**TASK GOAL**
Copy out every record that follows, word for word.

[Records excerpted from a collection]
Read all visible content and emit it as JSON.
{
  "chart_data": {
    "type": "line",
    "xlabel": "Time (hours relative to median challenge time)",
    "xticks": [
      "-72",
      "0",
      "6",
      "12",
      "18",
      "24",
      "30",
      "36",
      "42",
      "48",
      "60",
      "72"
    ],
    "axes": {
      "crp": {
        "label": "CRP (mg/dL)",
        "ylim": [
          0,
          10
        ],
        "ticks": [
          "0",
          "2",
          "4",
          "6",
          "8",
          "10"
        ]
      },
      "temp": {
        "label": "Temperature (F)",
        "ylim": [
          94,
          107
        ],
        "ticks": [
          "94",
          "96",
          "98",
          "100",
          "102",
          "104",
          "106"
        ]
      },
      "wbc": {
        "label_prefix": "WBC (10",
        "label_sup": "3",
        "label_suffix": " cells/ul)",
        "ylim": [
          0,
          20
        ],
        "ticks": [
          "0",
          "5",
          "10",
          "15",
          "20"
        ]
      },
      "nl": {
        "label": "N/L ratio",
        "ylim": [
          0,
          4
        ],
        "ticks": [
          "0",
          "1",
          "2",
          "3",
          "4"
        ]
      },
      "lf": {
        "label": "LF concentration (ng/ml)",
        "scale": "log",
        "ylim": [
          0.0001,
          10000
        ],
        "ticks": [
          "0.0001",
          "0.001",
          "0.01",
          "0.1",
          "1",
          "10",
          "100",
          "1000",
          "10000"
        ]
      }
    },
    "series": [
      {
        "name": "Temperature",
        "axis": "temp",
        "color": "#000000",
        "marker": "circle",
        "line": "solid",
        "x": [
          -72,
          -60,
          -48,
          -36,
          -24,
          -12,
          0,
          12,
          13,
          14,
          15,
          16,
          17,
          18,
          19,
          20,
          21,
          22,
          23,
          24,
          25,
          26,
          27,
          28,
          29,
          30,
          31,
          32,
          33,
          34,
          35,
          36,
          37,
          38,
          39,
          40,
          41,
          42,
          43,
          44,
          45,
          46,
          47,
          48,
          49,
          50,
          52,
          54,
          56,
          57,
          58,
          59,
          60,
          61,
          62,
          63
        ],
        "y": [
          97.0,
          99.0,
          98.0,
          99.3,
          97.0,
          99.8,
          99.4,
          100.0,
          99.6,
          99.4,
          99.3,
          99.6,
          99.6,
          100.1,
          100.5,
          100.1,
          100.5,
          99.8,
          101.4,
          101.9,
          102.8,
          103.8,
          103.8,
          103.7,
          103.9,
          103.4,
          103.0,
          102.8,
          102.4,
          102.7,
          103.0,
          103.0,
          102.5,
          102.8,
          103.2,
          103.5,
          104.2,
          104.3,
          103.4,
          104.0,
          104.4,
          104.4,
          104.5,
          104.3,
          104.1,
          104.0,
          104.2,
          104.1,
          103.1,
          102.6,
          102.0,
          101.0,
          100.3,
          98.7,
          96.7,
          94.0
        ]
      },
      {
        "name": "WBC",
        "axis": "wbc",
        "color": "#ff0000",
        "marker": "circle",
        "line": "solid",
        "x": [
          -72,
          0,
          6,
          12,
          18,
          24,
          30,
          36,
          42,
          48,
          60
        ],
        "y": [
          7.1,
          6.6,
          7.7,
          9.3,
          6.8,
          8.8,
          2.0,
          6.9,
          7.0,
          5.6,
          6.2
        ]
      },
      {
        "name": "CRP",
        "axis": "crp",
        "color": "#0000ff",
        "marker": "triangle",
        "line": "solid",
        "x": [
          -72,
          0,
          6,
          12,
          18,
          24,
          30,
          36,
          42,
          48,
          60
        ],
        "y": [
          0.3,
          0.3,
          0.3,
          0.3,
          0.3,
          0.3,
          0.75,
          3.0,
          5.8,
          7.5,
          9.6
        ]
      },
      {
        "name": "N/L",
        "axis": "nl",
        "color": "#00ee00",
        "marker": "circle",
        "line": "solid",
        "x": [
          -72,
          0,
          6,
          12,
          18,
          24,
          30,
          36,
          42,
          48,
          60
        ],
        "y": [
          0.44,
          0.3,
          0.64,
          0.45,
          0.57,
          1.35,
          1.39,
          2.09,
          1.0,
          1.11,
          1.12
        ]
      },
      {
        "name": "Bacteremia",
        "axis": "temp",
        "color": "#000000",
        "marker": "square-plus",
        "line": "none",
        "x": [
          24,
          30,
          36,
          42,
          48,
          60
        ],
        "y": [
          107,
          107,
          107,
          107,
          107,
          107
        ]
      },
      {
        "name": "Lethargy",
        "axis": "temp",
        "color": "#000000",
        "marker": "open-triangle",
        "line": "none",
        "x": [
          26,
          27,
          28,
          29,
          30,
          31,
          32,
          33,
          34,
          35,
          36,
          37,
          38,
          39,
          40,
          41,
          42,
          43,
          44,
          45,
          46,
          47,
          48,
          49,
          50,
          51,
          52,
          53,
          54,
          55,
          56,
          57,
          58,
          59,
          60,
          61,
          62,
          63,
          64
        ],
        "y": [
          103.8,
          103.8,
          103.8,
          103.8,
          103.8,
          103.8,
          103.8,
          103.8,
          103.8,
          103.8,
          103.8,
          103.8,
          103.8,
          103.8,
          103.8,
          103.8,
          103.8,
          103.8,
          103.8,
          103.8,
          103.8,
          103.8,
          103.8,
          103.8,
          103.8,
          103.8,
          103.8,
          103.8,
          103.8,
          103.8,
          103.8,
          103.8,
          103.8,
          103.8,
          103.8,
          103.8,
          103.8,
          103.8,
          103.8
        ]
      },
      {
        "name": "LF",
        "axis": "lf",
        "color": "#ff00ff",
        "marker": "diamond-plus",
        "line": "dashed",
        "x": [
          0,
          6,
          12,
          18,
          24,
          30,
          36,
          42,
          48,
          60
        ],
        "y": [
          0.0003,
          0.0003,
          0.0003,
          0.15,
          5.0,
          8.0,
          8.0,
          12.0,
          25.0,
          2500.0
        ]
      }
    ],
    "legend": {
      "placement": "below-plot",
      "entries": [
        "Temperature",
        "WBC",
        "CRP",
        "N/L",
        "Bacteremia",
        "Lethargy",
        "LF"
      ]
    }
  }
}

**TASK RESULT**
Read all visible content and emit it as JSON.
{
  "chart_data": {
    "type": "line",
    "xlabel": "Time (hours relative to median challenge time)",
    "xticks": [
      "-72",
      "0",
      "6",
      "12",
      "18",
      "24",
      "30",
      "36",
      "42",
      "48",
      "60",
      "72"
    ],
    "axes": {
      "crp": {
        "label": "CRP (mg/dL)",
        "ylim": [
          0,
          10
        ],
        "ticks": [
          "0",
          "2",
          "4",
          "6",
          "8",
          "10"
        ]
      },
      "temp": {
        "label": "Temperature (F)",
        "ylim": [
          94,
          107
        ],
        "ticks": [
          "94",
          "96",
          "98",
          "100",
          "102",
          "104",
          "106"
        ]
      },
      "wbc": {
        "label_prefix": "WBC (10",
        "label_sup": "3",
        "label_suffix": " cells/ul)",
        "ylim": [
          0,
          20
        ],
        "ticks": [
          "0",
          "5",
          "10",
          "15",
          "20"
        ]
      },
      "nl": {
        "label": "N/L ratio",
        "ylim": [
          0,
          4
        ],
        "ticks": [
          "0",
          "1",
          "2",
          "3",
          "4"
        ]
      },
      "lf": {
        "label": "LF concentration (ng/ml)",
        "scale": "log",
        "ylim": [
          0.0001,
          10000
        ],
        "ticks": [
          "0.0001",
          "0.001",
          "0.01",
          "0.1",
          "1",
          "10",
          "100",
          "1000",
          "10000"
        ]
      }
    },
    "series": [
      {
        "name": "Temperature",
        "axis": "temp",
        "color": "#000000",
        "marker": "circle",
        "line": "solid",
        "x": [
          -72,
          -60,
          -48,
          -36,
          -24,
          -12,
          0,
          12,
          13,
          14,
          15,
          16,
          17,
          18,
          19,
          20,
          21,
          22,
          23,
          24,
          25,
          26,
          27,
          28,
          29,
          30,
          31,
          32,
          33,
          34,
          35,
          36,
          37,
          38,
          39,
          40,
          41,
          42,
          43,
          44,
          45,
          46,
          47,
          48,
          49,
          50,
          52,
          54,
          56,
          57,
          58,
          59,
          60,
          61,
          62,
          63
        ],
        "y": [
          97.0,
          99.0,
          98.0,
          99.3,
          97.0,
          99.8,
          99.4,
          100.0,
          99.6,
          99.4,
          99.3,
          99.6,
          99.6,
          100.1,
          100.5,
          100.1,
          100.5,
          99.8,
          101.4,
          101.9,
          102.8,
          103.8,
          103.8,
          103.7,
          103.9,
          103.4,
          103.0,
          102.8,
          102.4,
          102.7,
          103.0,
          103.0,
          102.5,
          102.8,
          103.2,
          103.5,
          104.2,
          104.3,
          103.4,
          104.0,
          104.4,
          104.4,
          104.5,
          104.3,
          104.1,
          104.0,
          104.2,
          104.1,
          103.1,
          102.6,
          102.0,
          101.0,
          100.3,
          98.7,
          96.7,
          94.0
        ]
      },
      {
        "name": "WBC",
        "axis": "wbc",
        "color": "#ff0000",
        "marker": "circle",
        "line": "solid",
        "x": [
          -72,
          0,
          6,
          12,
          18,
          24,
          30,
          36,
          42,
          48,
          60
        ],
        "y": [
          7.1,
          6.6,
          7.7,
          9.3,
          6.8,
          8.8,
          2.0,
          6.9,
          7.0,
          5.6,
          6.2
        ]
      },
      {
        "name": "CRP",
        "axis": "crp",
        "color": "#0000ff",
        "marker": "triangle",
        "line": "solid",
        "x": [
          -72,
          0,
          6,
          12,
          18,
          24,
          30,
          36,
          42,
          48,
          60
        ],
        "y": [
          0.3,
          0.3,
          0.3,
          0.3,
          0.3,
          0.3,
          0.75,
          3.0,
          5.8,
          7.5,
          9.6
        ]
      },
      {
        "name": "N/L",
        "axis": "nl",
        "color": "#00ee00",
        "marker": "circle",
        "line": "solid",
        "x": [
          -72,
          0,
          6,
          12,
          18,
          24,
          30,
          36,
          42,
          48,
          60
        ],
        "y": [
          0.44,
          0.3,
          0.64,
          0.45,
          0.57,
          1.35,
          1.39,
          2.09,
          1.0,
          1.11,
          1.12
        ]
      },
      {
        "name": "Bacteremia",
        "axis": "temp",
        "color": "#000000",
        "marker": "square-plus",
        "line": "none",
        "x": [
          24,
          30,
          36,
          42,
          48,
          60
        ],
        "y": [
          107,
          107,
          107,
          107,
          107,
          107
        ]
      },
      {
        "name": "Lethargy",
        "axis": "temp",
        "color": "#000000",
        "marker": "open-triangle",
        "line": "none",
        "x": [
          26,
          27,
          28,
          29,
          30,
          31,
          32,
          33,
          34,
          35,
          36,
          37,
          38,
          39,
          40,
          41,
          42,
          43,
          44,
          45,
          46,
          47,
          48,
          49,
          50,
          51,
          52,
          53,
          54,
          55,
          56,
          57,
          58,
          59,
          60,
          61,
          62,
          63,
          64
        ],
        "y": [
          103.8,
          103.8,
          103.8,
          103.8,
          103.8,
          103.8,
          103.8,
          103.8,
          103.8,
          103.8,
          103.8,
          103.8,
          103.8,
          103.8,
          103.8,
          103.8,
          103.8,
          103.8,
          103.8,
          103.8,
          103.8,
          103.8,
          103.8,
          103.8,
          103.8,
          103.8,
          103.8,
          103.8,
          103.8,
          103.8,
          103.8,
          103.8,
          103.8,
          103.8,
          103.8,
          103.8,
          103.8,
          103.8,
          103.8
        ]
      },
      {
        "name": "LF",
        "axis": "lf",
        "color": "#ff00ff",
        "marker": "diamond-plus",
        "line": "dashed",
        "x": [
          0,
          6,
          12,
          18,
          24,
          30,
          36,
          42,
          48,
          60
        ],
        "y": [
          0.0003,
          0.0003,
          0.0003,
          0.15,
          5.0,
          8.0,
          8.0,
          12.0,
          25.0,
          2500.0
        ]
      }
    ],
    "legend": {
      "placement": "below-plot",
      "entries": [
        "Temperature",
        "WBC",
        "CRP",
        "N/L",
        "Bacteremia",
        "Lethargy",
        "LF"
      ]
    }
  }
}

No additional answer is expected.